§ Objective
Quote the full listing word for word.

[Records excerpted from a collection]
_ _ _ _

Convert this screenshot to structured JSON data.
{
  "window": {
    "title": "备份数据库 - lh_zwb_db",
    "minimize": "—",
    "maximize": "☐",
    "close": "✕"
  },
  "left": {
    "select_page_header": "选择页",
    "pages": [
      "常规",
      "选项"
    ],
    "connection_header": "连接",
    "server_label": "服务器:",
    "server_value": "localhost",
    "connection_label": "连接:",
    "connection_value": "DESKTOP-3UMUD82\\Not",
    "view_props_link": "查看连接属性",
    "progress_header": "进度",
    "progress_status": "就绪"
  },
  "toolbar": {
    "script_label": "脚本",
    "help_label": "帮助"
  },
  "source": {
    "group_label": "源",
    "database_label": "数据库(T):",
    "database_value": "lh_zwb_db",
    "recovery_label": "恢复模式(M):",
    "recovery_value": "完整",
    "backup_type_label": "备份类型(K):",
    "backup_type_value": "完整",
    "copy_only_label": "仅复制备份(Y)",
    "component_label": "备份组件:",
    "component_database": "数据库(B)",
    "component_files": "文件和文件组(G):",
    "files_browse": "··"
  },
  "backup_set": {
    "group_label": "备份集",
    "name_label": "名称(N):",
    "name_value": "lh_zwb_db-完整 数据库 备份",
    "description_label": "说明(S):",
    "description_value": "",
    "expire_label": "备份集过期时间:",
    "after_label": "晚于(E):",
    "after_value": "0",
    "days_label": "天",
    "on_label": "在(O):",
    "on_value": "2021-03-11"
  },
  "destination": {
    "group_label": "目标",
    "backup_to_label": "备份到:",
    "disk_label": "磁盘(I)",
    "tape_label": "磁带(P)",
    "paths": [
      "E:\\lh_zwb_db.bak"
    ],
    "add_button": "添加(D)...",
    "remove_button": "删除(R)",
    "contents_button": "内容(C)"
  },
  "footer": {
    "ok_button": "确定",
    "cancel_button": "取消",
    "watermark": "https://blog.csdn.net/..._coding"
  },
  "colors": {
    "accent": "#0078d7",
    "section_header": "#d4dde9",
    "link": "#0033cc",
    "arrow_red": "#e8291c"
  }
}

_ _ _ _

§ Exercise result
Convert this screenshot to structured JSON data.
{
  "window": {
    "title": "备份数据库 - lh_zwb_db",
    "minimize": "—",
    "maximize": "☐",
    "close": "✕"
  },
  "left": {
    "select_page_header": "选择页",
    "pages": [
      "常规",
      "选项"
    ],
    "connection_header": "连接",
    "server_label": "服务器:",
    "server_value": "localhost",
    "connection_label": "连接:",
    "connection_value": "DESKTOP-3UMUD82\\Not",
    "view_props_link": "查看连接属性",
    "progress_header": "进度",
    "progress_status": "就绪"
  },
  "toolbar": {
    "script_label": "脚本",
    "help_label": "帮助"
  },
  "source": {
    "group_label": "源",
    "database_label": "数据库(T):",
    "database_value": "lh_zwb_db",
    "recovery_label": "恢复模式(M):",
    "recovery_value": "完整",
    "backup_type_label": "备份类型(K):",
    "backup_type_value": "完整",
    "copy_only_label": "仅复制备份(Y)",
    "component_label": "备份组件:",
    "component_database": "数据库(B)",
    "component_files": "文件和文件组(G):",
    "files_browse": "··"
  },
  "backup_set": {
    "group_label": "备份集",
    "name_label": "名称(N):",
    "name_value": "lh_zwb_db-完整 数据库 备份",
    "description_label": "说明(S):",
    "description_value": "",
    "expire_label": "备份集过期时间:",
    "after_label": "晚于(E):",
    "after_value": "0",
    "days_label": "天",
    "on_label": "在(O):",
    "on_value": "2021-03-11"
  },
  "destination": {
    "group_label": "目标",
    "backup_to_label": "备份到:",
    "disk_label": "磁盘(I)",
    "tape_label": "磁带(P)",
    "paths": [
      "E:\\lh_zwb_db.bak"
    ],
    "add_button": "添加(D)...",
    "remove_button": "删除(R)",
    "contents_button": "内容(C)"
  },
  "footer": {
    "ok_button": "确定",
    "cancel_button": "取消",
    "watermark": "https://blog.csdn.net/..._coding"
  },
  "colors": {
    "accent": "#0078d7",
    "section_header": "#d4dde9",
    "link": "#0033cc",
    "arrow_red": "#e8291c"
  }
}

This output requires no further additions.